→ **Task statement**: Copy the lines below as they are; omit the images they contain.

==*==

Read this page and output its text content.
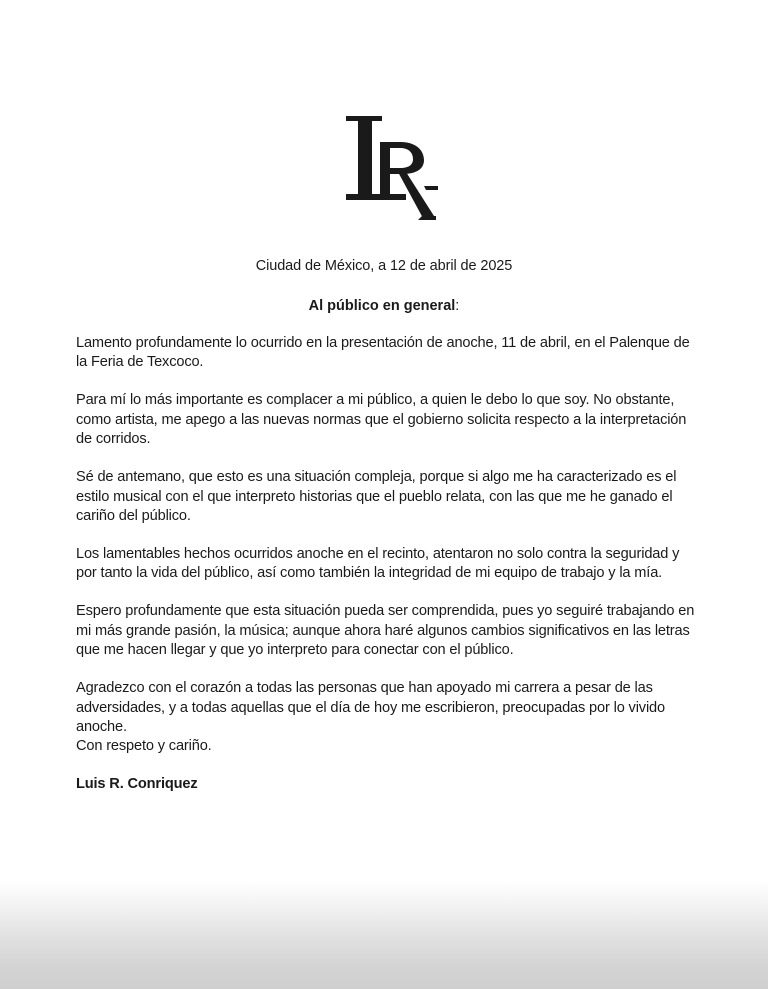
Ciudad de México, a 12 de abril de 2025
Al público en general:

Lamento profundamente lo ocurrido en la presentación de anoche, 11 de abril, en el Palenque de la Feria de Texcoco.

Para mí lo más importante es complacer a mi público, a quien le debo lo que soy. No obstante, como artista, me apego a las nuevas normas que el gobierno solicita respecto a la interpretación de corridos.

Sé de antemano, que esto es una situación compleja, porque si algo me ha caracterizado es el estilo musical con el que interpreto historias que el pueblo relata, con las que me he ganado el cariño del público.

Los lamentables hechos ocurridos anoche en el recinto, atentaron no solo contra la seguridad y por tanto la vida del público, así como también la integridad de mi equipo de trabajo y la mía.

Espero profundamente que esta situación pueda ser comprendida, pues yo seguiré trabajando en mi más grande pasión, la música; aunque ahora haré algunos cambios significativos en las letras que me hacen llegar y que yo interpreto para conectar con el público.

Agradezco con el corazón a todas las personas que han apoyado mi carrera a pesar de las adversidades, y a todas aquellas que el día de hoy me escribieron, preocupadas por lo vivido anoche.

Con respeto y cariño.

Luis R. Conriquez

==*==

→ **Exercise result**:
Read this page and output its text content.
Ciudad de México, a 12 de abril de 2025
Al público en general:

Lamento profundamente lo ocurrido en la presentación de anoche, 11 de abril, en el Palenque de la Feria de Texcoco.

Para mí lo más importante es complacer a mi público, a quien le debo lo que soy. No obstante, como artista, me apego a las nuevas normas que el gobierno solicita respecto a la interpretación de corridos.

Sé de antemano, que esto es una situación compleja, porque si algo me ha caracterizado es el estilo musical con el que interpreto historias que el pueblo relata, con las que me he ganado el cariño del público.

Los lamentables hechos ocurridos anoche en el recinto, atentaron no solo contra la seguridad y por tanto la vida del público, así como también la integridad de mi equipo de trabajo y la mía.

Espero profundamente que esta situación pueda ser comprendida, pues yo seguiré trabajando en mi más grande pasión, la música; aunque ahora haré algunos cambios significativos en las letras que me hacen llegar y que yo interpreto para conectar con el público.

Agradezco con el corazón a todas las personas que han apoyado mi carrera a pesar de las adversidades, y a todas aquellas que el día de hoy me escribieron, preocupadas por lo vivido anoche.

Con respeto y cariño.

Luis R. Conriquez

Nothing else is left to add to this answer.